Given instruction: Using the records provided below, locate and copy each line that contains the word "thực".

Information provided:
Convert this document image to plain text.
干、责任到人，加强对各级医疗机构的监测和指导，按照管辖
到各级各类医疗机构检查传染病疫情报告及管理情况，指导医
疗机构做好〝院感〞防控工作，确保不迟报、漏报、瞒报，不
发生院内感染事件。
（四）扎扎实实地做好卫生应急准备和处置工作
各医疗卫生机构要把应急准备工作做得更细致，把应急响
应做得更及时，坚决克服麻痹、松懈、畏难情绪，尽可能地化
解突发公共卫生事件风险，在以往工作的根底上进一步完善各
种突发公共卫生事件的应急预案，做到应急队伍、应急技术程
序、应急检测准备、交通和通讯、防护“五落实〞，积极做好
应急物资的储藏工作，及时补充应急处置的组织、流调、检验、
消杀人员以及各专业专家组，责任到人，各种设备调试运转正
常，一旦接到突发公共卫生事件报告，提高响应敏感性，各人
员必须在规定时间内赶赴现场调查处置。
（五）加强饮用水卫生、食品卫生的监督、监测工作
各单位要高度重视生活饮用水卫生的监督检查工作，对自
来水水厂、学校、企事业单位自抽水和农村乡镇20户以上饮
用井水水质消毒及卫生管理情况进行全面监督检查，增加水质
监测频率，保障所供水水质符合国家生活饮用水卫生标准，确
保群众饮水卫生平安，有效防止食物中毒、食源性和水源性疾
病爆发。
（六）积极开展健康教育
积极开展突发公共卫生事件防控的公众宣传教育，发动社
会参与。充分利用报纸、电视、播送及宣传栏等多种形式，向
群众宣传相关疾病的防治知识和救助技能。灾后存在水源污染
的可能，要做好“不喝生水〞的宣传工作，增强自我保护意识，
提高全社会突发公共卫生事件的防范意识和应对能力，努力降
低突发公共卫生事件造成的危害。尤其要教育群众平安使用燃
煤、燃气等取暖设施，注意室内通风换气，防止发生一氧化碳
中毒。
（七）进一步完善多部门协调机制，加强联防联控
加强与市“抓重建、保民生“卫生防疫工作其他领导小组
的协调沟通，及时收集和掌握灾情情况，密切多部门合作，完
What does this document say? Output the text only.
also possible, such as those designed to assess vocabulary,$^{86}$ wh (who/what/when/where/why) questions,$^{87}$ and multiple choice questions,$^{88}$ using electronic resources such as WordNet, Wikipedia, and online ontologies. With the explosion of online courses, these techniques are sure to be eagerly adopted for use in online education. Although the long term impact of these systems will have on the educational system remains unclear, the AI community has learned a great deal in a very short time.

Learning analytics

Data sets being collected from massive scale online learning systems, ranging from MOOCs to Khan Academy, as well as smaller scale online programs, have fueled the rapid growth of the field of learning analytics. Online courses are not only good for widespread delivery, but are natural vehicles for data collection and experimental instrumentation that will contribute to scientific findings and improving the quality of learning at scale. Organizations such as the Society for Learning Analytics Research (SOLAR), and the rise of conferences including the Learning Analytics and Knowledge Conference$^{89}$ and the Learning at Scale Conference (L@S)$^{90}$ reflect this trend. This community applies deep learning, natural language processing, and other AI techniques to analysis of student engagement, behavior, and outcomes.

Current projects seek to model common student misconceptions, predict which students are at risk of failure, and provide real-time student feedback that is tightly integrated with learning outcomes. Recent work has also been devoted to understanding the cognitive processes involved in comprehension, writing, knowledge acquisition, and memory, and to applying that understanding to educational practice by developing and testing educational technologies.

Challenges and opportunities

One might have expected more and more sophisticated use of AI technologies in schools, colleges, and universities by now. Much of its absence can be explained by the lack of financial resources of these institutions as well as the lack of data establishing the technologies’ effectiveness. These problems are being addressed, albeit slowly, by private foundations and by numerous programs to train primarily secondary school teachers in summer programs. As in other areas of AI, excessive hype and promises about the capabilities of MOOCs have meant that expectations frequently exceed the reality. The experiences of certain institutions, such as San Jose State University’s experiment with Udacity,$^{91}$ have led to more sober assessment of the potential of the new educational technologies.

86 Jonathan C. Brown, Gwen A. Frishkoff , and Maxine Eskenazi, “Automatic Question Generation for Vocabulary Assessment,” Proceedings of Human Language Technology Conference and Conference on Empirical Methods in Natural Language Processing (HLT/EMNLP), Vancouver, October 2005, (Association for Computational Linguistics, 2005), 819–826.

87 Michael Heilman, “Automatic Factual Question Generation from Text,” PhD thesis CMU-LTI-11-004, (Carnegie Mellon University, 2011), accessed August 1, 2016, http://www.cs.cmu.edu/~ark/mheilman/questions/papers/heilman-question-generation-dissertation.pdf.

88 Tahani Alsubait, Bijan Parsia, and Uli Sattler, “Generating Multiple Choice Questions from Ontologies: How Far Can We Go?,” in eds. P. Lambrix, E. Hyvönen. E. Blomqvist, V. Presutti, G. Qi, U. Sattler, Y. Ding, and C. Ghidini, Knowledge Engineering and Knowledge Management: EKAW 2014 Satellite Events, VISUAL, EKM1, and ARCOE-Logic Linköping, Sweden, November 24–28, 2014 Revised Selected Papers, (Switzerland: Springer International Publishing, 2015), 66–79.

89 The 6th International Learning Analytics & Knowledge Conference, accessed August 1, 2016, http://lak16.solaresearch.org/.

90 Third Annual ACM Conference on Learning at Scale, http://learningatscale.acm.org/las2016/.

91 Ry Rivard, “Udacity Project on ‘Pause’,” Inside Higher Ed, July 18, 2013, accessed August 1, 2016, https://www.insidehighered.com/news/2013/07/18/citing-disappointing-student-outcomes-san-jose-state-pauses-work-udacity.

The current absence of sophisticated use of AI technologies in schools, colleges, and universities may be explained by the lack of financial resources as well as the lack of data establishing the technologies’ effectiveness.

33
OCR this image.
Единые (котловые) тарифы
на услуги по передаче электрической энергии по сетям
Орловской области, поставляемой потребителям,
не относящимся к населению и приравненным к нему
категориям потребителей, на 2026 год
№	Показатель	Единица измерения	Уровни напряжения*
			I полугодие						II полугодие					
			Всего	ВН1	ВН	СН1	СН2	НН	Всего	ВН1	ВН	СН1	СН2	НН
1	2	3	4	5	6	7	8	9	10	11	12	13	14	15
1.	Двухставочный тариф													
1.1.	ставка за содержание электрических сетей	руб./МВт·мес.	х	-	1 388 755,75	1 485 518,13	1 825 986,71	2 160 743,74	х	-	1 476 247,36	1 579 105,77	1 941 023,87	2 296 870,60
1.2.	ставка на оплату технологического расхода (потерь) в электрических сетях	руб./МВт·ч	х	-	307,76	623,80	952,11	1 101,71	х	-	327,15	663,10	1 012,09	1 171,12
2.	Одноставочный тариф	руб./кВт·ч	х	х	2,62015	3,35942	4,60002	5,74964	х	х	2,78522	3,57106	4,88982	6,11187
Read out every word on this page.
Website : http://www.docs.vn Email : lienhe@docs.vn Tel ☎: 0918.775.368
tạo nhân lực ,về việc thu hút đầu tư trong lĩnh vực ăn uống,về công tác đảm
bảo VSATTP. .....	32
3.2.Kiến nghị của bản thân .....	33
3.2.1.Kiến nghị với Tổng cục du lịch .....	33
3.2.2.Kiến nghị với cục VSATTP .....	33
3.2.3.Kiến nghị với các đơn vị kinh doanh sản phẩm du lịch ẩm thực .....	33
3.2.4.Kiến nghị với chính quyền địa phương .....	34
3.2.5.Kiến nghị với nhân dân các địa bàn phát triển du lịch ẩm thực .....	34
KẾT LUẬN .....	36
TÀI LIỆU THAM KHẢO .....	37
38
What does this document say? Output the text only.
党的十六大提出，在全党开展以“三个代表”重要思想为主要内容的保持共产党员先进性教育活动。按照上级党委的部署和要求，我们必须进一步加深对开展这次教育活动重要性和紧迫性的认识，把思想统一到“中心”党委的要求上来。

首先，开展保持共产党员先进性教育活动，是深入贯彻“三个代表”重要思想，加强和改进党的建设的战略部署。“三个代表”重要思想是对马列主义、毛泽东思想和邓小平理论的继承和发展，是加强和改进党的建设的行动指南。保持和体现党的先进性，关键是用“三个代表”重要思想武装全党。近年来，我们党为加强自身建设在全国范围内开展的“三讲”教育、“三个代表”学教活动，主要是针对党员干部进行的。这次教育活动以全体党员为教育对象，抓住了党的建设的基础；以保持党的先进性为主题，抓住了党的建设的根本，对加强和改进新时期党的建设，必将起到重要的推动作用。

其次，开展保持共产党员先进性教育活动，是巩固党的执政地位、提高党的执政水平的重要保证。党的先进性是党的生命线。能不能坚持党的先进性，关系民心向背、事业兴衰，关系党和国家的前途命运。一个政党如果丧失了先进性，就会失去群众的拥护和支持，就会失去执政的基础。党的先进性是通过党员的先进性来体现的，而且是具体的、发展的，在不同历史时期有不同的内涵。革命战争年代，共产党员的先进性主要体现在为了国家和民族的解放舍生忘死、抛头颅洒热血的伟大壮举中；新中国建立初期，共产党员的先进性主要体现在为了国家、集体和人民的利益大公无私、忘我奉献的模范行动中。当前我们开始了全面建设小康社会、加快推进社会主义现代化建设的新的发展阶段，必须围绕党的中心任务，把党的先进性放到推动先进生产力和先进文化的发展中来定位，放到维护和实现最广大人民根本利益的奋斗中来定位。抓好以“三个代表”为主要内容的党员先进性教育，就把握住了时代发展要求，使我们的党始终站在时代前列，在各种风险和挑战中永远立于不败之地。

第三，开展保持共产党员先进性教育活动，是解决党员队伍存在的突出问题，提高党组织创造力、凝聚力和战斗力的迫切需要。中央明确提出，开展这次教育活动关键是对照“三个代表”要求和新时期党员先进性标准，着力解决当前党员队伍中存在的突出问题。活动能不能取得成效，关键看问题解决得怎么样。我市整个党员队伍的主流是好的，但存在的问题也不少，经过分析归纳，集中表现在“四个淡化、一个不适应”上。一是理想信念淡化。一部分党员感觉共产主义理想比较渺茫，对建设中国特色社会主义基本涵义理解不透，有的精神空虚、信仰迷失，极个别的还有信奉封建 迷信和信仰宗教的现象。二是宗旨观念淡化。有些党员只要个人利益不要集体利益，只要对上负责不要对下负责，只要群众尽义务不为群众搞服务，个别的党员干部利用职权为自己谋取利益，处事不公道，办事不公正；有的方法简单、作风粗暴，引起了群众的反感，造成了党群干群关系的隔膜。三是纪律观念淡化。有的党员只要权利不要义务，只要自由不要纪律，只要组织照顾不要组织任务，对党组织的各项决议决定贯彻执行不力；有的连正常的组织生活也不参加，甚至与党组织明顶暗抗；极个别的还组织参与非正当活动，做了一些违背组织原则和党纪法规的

Right answer:
3.2.3.Kiến nghị với các đơn vị kinh doanh sản phẩm du lịch ẩm thực .....	33
3.2.5.Kiến nghị với nhân dân các địa bàn phát triển du lịch ẩm thực .....	34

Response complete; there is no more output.